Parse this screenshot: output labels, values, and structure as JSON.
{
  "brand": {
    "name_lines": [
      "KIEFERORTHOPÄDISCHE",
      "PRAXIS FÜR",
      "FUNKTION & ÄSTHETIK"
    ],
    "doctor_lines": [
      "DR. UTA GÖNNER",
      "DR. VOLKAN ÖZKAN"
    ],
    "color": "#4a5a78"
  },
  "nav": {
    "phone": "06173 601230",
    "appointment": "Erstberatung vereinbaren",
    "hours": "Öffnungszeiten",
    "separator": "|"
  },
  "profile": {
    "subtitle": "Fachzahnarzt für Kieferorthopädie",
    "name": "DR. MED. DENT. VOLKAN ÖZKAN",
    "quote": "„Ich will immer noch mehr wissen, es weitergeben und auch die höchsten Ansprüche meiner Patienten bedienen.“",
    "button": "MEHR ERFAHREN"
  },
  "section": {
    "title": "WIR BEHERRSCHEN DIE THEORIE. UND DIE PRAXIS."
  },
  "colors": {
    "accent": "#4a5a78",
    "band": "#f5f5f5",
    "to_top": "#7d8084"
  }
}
■ ■ ■ ■
WHAT TO WORK ON
Each line above is to be repeated exactly.

WRITTEN SOLUTION
Parse this screenshot: output labels, values, and structure as JSON.
{
  "brand": {
    "name_lines": [
      "KIEFERORTHOPÄDISCHE",
      "PRAXIS FÜR",
      "FUNKTION & ÄSTHETIK"
    ],
    "doctor_lines": [
      "DR. UTA GÖNNER",
      "DR. VOLKAN ÖZKAN"
    ],
    "color": "#4a5a78"
  },
  "nav": {
    "phone": "06173 601230",
    "appointment": "Erstberatung vereinbaren",
    "hours": "Öffnungszeiten",
    "separator": "|"
  },
  "profile": {
    "subtitle": "Fachzahnarzt für Kieferorthopädie",
    "name": "DR. MED. DENT. VOLKAN ÖZKAN",
    "quote": "„Ich will immer noch mehr wissen, es weitergeben und auch die höchsten Ansprüche meiner Patienten bedienen.“",
    "button": "MEHR ERFAHREN"
  },
  "section": {
    "title": "WIR BEHERRSCHEN DIE THEORIE. UND DIE PRAXIS."
  },
  "colors": {
    "accent": "#4a5a78",
    "band": "#f5f5f5",
    "to_top": "#7d8084"
  }
}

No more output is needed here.